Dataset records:
--- Begin ---

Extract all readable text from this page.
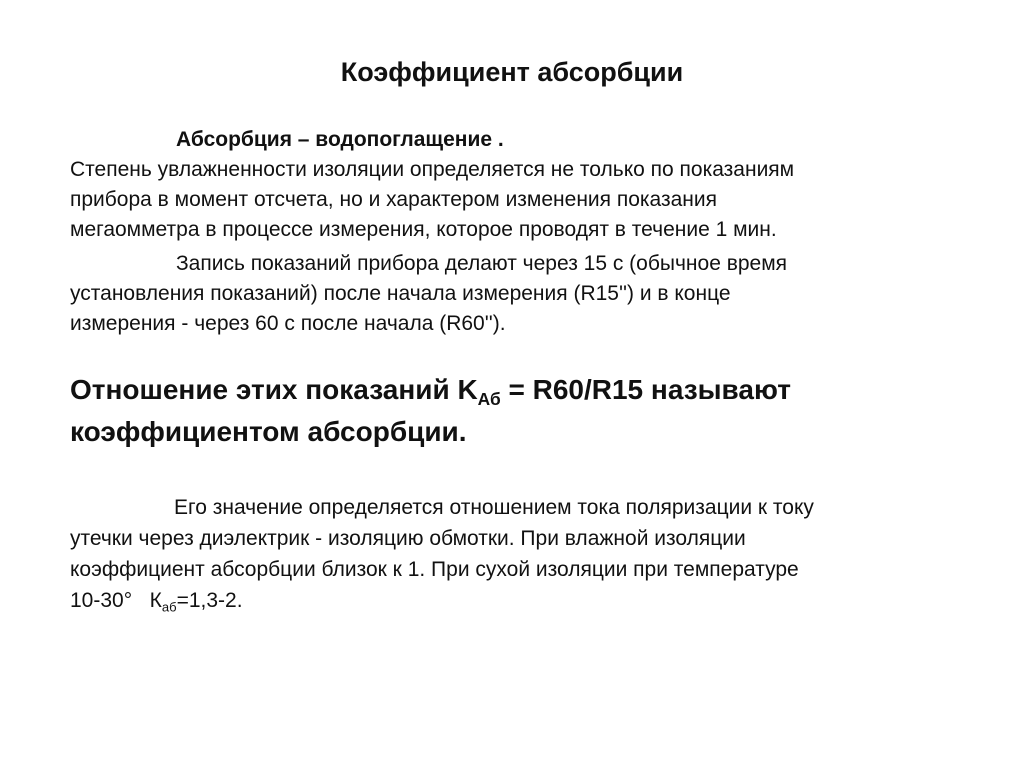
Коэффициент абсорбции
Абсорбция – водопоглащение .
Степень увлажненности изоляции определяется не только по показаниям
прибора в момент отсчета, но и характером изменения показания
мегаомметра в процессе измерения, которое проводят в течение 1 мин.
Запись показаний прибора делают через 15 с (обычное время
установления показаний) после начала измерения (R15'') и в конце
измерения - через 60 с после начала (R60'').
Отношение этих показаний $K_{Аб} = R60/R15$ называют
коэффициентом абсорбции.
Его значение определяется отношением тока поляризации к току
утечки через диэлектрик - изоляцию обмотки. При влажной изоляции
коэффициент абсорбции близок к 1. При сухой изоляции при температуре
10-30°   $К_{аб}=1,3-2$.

--- End ---
--- Begin ---

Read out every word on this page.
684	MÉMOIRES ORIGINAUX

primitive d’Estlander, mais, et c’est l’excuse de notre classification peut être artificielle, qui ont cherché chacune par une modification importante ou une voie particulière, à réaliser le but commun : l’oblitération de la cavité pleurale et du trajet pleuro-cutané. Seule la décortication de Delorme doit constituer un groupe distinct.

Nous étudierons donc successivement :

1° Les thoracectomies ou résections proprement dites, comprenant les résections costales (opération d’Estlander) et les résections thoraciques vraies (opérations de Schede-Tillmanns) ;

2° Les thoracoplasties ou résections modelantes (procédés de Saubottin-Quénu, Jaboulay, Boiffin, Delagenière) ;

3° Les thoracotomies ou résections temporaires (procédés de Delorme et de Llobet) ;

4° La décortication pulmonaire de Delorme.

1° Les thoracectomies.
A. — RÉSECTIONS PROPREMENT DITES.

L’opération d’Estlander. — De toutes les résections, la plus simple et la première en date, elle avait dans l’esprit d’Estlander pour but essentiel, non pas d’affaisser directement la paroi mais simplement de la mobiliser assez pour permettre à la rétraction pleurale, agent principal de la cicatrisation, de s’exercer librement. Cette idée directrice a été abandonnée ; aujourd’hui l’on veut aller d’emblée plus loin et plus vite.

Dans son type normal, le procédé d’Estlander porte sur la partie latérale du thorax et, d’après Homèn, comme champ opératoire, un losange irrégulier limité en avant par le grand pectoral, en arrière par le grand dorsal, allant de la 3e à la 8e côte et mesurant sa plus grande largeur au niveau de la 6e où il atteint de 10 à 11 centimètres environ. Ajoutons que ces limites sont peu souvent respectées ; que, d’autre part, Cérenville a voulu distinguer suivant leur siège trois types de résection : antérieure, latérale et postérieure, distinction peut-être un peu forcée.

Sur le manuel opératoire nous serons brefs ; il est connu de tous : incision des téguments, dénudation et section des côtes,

--- End ---
--- Begin ---

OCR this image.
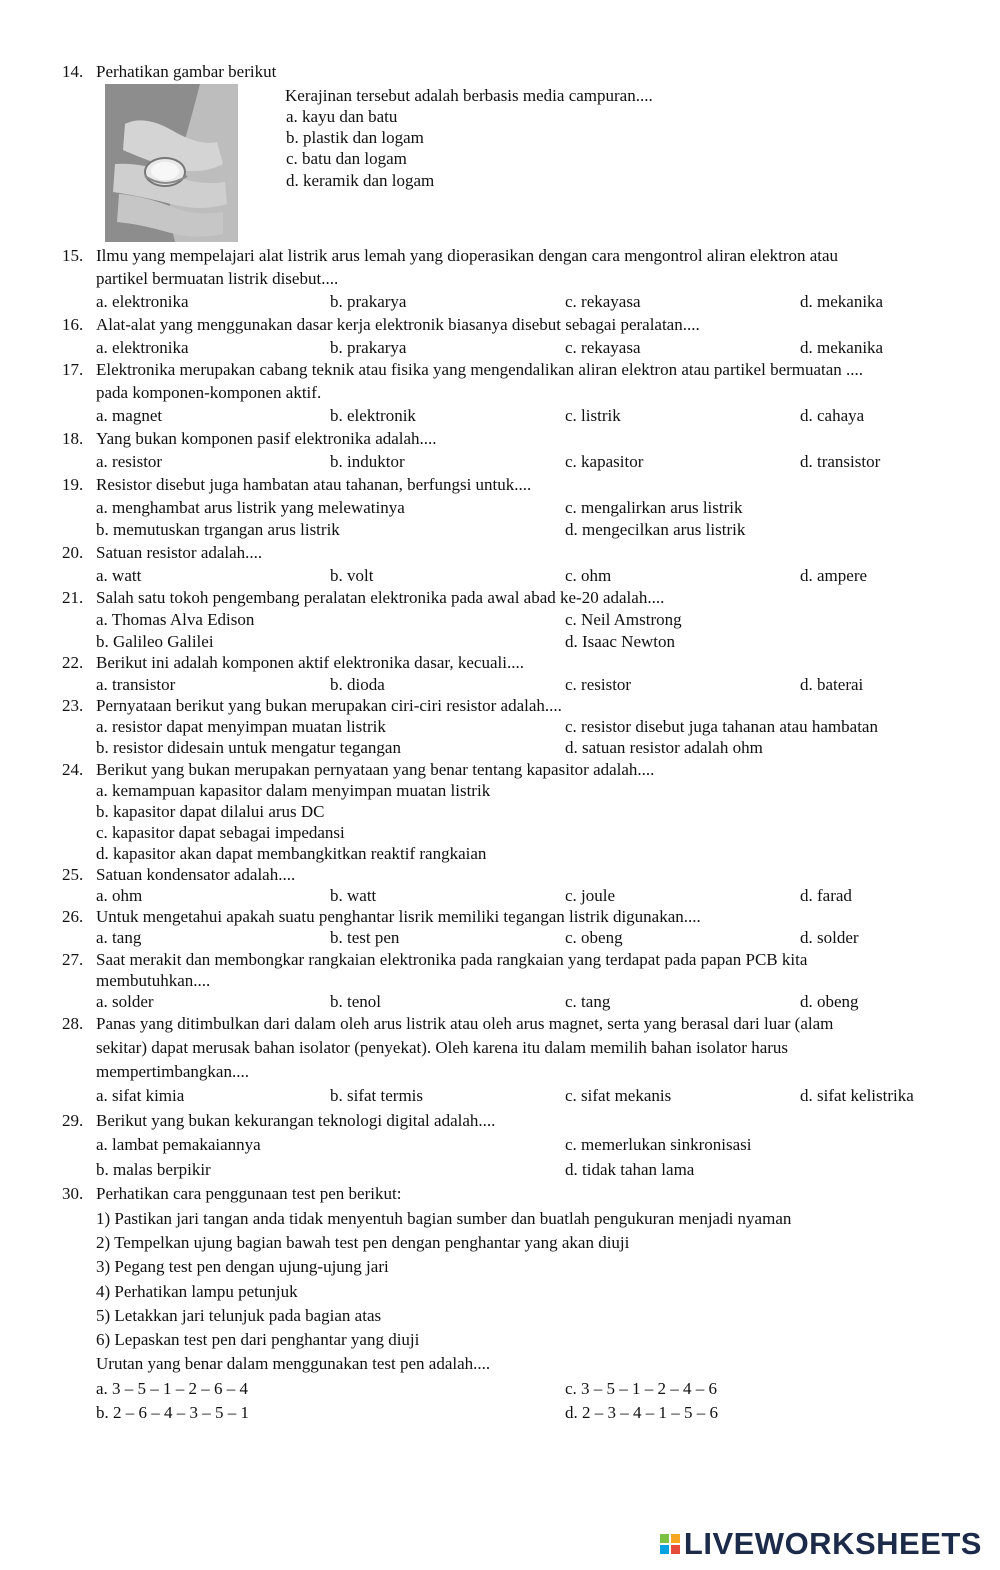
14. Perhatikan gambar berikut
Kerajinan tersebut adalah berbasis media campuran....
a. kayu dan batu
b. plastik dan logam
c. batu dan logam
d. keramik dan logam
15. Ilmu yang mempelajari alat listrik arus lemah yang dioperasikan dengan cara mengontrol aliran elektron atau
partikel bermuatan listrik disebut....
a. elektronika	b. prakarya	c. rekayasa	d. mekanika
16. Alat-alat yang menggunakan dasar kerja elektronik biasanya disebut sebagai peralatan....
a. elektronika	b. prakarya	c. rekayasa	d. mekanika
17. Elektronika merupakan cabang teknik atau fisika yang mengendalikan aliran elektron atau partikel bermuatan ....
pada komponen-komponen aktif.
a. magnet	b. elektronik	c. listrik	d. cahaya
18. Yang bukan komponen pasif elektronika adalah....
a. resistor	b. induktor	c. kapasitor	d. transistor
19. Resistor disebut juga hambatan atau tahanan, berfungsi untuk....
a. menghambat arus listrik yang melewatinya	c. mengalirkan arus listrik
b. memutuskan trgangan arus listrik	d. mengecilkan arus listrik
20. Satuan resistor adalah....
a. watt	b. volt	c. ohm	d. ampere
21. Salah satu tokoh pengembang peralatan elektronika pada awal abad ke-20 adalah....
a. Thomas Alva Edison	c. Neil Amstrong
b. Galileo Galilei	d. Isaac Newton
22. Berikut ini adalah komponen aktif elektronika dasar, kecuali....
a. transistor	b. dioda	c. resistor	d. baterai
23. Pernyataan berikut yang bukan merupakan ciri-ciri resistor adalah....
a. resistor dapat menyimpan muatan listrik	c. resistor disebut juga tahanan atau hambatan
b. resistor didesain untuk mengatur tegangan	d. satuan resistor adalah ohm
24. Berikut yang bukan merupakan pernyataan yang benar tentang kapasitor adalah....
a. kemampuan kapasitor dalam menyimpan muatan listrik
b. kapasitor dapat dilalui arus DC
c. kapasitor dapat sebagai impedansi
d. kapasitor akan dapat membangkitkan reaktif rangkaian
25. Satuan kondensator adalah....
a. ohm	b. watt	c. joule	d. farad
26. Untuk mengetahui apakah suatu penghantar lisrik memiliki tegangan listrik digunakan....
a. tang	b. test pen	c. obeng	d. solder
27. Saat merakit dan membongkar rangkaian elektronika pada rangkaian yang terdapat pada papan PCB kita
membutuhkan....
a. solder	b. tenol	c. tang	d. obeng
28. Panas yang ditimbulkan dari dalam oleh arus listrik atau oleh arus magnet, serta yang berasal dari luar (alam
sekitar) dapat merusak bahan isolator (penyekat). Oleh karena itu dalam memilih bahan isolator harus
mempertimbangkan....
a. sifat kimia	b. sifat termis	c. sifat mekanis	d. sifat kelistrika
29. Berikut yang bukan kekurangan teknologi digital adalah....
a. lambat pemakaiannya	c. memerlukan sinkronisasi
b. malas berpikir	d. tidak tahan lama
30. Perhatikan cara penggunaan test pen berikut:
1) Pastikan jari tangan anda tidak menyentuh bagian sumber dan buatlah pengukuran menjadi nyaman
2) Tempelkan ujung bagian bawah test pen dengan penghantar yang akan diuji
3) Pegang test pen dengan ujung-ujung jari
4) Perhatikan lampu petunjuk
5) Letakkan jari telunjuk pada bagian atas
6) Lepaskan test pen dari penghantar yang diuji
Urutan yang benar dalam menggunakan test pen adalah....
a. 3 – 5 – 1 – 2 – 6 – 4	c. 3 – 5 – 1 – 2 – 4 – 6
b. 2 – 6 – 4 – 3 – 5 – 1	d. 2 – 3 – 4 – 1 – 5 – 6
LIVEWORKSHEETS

--- End ---

Task description:
From the records above, work out how many lines contain the string "watt". Give only the number.

Written reply:
2